> **EXERCISE DIRECTIONS**:
Transcribe the entries that follow, word for word.

> **RECORDS FOR THE TASK**:
-------
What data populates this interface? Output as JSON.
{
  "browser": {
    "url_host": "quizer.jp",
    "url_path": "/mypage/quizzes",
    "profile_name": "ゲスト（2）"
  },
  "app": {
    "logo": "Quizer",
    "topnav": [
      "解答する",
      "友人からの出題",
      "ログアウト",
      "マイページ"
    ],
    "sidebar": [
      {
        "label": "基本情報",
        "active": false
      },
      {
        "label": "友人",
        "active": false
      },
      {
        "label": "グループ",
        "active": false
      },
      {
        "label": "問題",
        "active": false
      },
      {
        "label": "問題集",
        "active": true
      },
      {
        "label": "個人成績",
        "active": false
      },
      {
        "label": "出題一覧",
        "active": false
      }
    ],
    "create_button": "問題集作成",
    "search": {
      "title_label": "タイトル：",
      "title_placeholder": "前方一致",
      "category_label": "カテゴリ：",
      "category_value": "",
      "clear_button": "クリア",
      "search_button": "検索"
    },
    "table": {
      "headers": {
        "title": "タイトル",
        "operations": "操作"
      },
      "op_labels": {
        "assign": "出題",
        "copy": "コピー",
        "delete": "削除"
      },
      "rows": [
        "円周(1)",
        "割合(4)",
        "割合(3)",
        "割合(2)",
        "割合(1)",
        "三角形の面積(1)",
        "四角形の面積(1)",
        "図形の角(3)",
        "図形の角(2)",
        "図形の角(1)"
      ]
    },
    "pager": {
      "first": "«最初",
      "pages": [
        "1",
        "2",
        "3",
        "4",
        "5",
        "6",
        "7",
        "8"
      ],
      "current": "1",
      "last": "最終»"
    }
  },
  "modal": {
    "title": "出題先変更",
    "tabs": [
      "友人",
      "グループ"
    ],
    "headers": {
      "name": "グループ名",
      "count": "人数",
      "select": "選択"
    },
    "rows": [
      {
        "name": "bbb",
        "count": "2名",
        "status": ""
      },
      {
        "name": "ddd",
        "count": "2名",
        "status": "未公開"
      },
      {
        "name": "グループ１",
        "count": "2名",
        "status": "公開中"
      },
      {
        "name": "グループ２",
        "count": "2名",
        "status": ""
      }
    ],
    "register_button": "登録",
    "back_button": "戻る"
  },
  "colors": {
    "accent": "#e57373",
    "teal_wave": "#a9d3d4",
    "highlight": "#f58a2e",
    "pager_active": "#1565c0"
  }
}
-------
> **RESPONSE TO THIS TASK**:
What data populates this interface? Output as JSON.
{
  "browser": {
    "url_host": "quizer.jp",
    "url_path": "/mypage/quizzes",
    "profile_name": "ゲスト（2）"
  },
  "app": {
    "logo": "Quizer",
    "topnav": [
      "解答する",
      "友人からの出題",
      "ログアウト",
      "マイページ"
    ],
    "sidebar": [
      {
        "label": "基本情報",
        "active": false
      },
      {
        "label": "友人",
        "active": false
      },
      {
        "label": "グループ",
        "active": false
      },
      {
        "label": "問題",
        "active": false
      },
      {
        "label": "問題集",
        "active": true
      },
      {
        "label": "個人成績",
        "active": false
      },
      {
        "label": "出題一覧",
        "active": false
      }
    ],
    "create_button": "問題集作成",
    "search": {
      "title_label": "タイトル：",
      "title_placeholder": "前方一致",
      "category_label": "カテゴリ：",
      "category_value": "",
      "clear_button": "クリア",
      "search_button": "検索"
    },
    "table": {
      "headers": {
        "title": "タイトル",
        "operations": "操作"
      },
      "op_labels": {
        "assign": "出題",
        "copy": "コピー",
        "delete": "削除"
      },
      "rows": [
        "円周(1)",
        "割合(4)",
        "割合(3)",
        "割合(2)",
        "割合(1)",
        "三角形の面積(1)",
        "四角形の面積(1)",
        "図形の角(3)",
        "図形の角(2)",
        "図形の角(1)"
      ]
    },
    "pager": {
      "first": "«最初",
      "pages": [
        "1",
        "2",
        "3",
        "4",
        "5",
        "6",
        "7",
        "8"
      ],
      "current": "1",
      "last": "最終»"
    }
  },
  "modal": {
    "title": "出題先変更",
    "tabs": [
      "友人",
      "グループ"
    ],
    "headers": {
      "name": "グループ名",
      "count": "人数",
      "select": "選択"
    },
    "rows": [
      {
        "name": "bbb",
        "count": "2名",
        "status": ""
      },
      {
        "name": "ddd",
        "count": "2名",
        "status": "未公開"
      },
      {
        "name": "グループ１",
        "count": "2名",
        "status": "公開中"
      },
      {
        "name": "グループ２",
        "count": "2名",
        "status": ""
      }
    ],
    "register_button": "登録",
    "back_button": "戻る"
  },
  "colors": {
    "accent": "#e57373",
    "teal_wave": "#a9d3d4",
    "highlight": "#f58a2e",
    "pager_active": "#1565c0"
  }
}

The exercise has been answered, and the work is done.